◆ WHAT THIS TASK INVOLVES ◆
Your task is to repeat the entries word for word while leaving out the pictures.
***** RECORD EXTRACTS
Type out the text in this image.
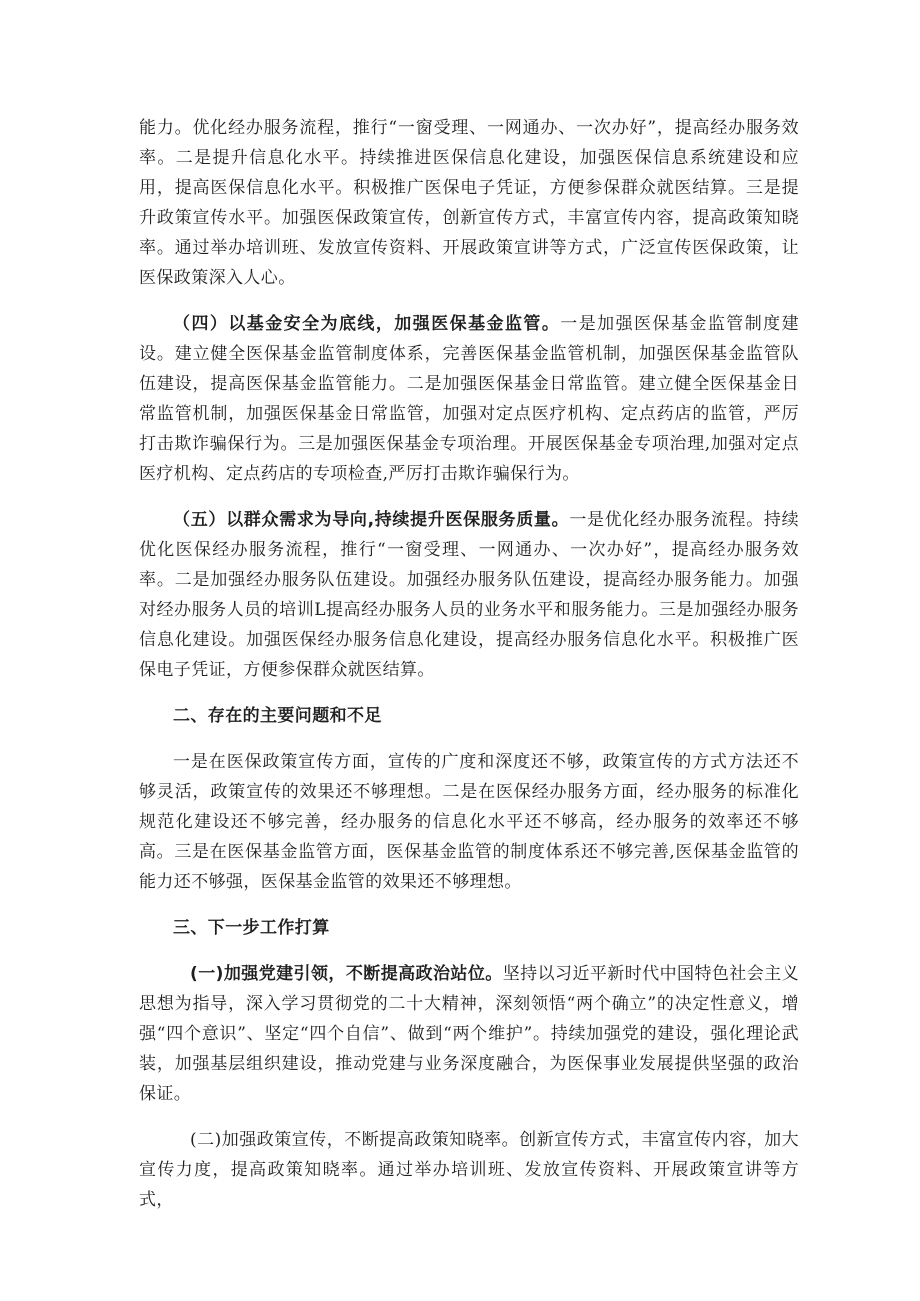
能力。优化经办服务流程，推行“一窗受理、一网通办、一次办好”，提高经办服务效率。二是提升信息化水平。持续推进医保信息化建设，加强医保信息系统建设和应用，提高医保信息化水平。积极推广医保电子凭证，方便参保群众就医结算。三是提升政策宣传水平。加强医保政策宣传，创新宣传方式，丰富宣传内容，提高政策知晓率。通过举办培训班、发放宣传资料、开展政策宣讲等方式，广泛宣传医保政策，让医保政策深入人心。

（四）以基金安全为底线，加强医保基金监管。一是加强医保基金监管制度建设。建立健全医保基金监管制度体系，完善医保基金监管机制，加强医保基金监管队伍建设，提高医保基金监管能力。二是加强医保基金日常监管。建立健全医保基金日常监管机制，加强医保基金日常监管，加强对定点医疗机构、定点药店的监管，严厉打击欺诈骗保行为。三是加强医保基金专项治理。开展医保基金专项治理,加强对定点医疗机构、定点药店的专项检查,严厉打击欺诈骗保行为。

（五）以群众需求为导向,持续提升医保服务质量。一是优化经办服务流程。持续优化医保经办服务流程，推行“一窗受理、一网通办、一次办好”，提高经办服务效率。二是加强经办服务队伍建设。加强经办服务队伍建设，提高经办服务能力。加强对经办服务人员的培训L提高经办服务人员的业务水平和服务能力。三是加强经办服务信息化建设。加强医保经办服务信息化建设，提高经办服务信息化水平。积极推广医保电子凭证，方便参保群众就医结算。

二、存在的主要问题和不足

一是在医保政策宣传方面，宣传的广度和深度还不够，政策宣传的方式方法还不够灵活，政策宣传的效果还不够理想。二是在医保经办服务方面，经办服务的标准化规范化建设还不够完善，经办服务的信息化水平还不够高，经办服务的效率还不够高。三是在医保基金监管方面，医保基金监管的制度体系还不够完善,医保基金监管的能力还不够强，医保基金监管的效果还不够理想。

三、下一步工作打算

(一)加强党建引领，不断提高政治站位。坚持以习近平新时代中国特色社会主义思想为指导，深入学习贯彻党的二十大精神，深刻领悟“两个确立”的决定性意义，增强“四个意识”、坚定“四个自信”、做到“两个维护”。持续加强党的建设，强化理论武装，加强基层组织建设，推动党建与业务深度融合，为医保事业发展提供坚强的政治保证。

(二)加强政策宣传，不断提高政策知晓率。创新宣传方式，丰富宣传内容，加大宣传力度，提高政策知晓率。通过举办培训班、发放宣传资料、开展政策宣讲等方式，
**********
◆ WORKED ANSWER ◆
Type out the text in this image.
能力。优化经办服务流程，推行“一窗受理、一网通办、一次办好”，提高经办服务效率。二是提升信息化水平。持续推进医保信息化建设，加强医保信息系统建设和应用，提高医保信息化水平。积极推广医保电子凭证，方便参保群众就医结算。三是提升政策宣传水平。加强医保政策宣传，创新宣传方式，丰富宣传内容，提高政策知晓率。通过举办培训班、发放宣传资料、开展政策宣讲等方式，广泛宣传医保政策，让医保政策深入人心。

（四）以基金安全为底线，加强医保基金监管。一是加强医保基金监管制度建设。建立健全医保基金监管制度体系，完善医保基金监管机制，加强医保基金监管队伍建设，提高医保基金监管能力。二是加强医保基金日常监管。建立健全医保基金日常监管机制，加强医保基金日常监管，加强对定点医疗机构、定点药店的监管，严厉打击欺诈骗保行为。三是加强医保基金专项治理。开展医保基金专项治理,加强对定点医疗机构、定点药店的专项检查,严厉打击欺诈骗保行为。

（五）以群众需求为导向,持续提升医保服务质量。一是优化经办服务流程。持续优化医保经办服务流程，推行“一窗受理、一网通办、一次办好”，提高经办服务效率。二是加强经办服务队伍建设。加强经办服务队伍建设，提高经办服务能力。加强对经办服务人员的培训L提高经办服务人员的业务水平和服务能力。三是加强经办服务信息化建设。加强医保经办服务信息化建设，提高经办服务信息化水平。积极推广医保电子凭证，方便参保群众就医结算。

二、存在的主要问题和不足

一是在医保政策宣传方面，宣传的广度和深度还不够，政策宣传的方式方法还不够灵活，政策宣传的效果还不够理想。二是在医保经办服务方面，经办服务的标准化规范化建设还不够完善，经办服务的信息化水平还不够高，经办服务的效率还不够高。三是在医保基金监管方面，医保基金监管的制度体系还不够完善,医保基金监管的能力还不够强，医保基金监管的效果还不够理想。

三、下一步工作打算

(一)加强党建引领，不断提高政治站位。坚持以习近平新时代中国特色社会主义思想为指导，深入学习贯彻党的二十大精神，深刻领悟“两个确立”的决定性意义，增强“四个意识”、坚定“四个自信”、做到“两个维护”。持续加强党的建设，强化理论武装，加强基层组织建设，推动党建与业务深度融合，为医保事业发展提供坚强的政治保证。

(二)加强政策宣传，不断提高政策知晓率。创新宣传方式，丰富宣传内容，加大宣传力度，提高政策知晓率。通过举办培训班、发放宣传资料、开展政策宣讲等方式，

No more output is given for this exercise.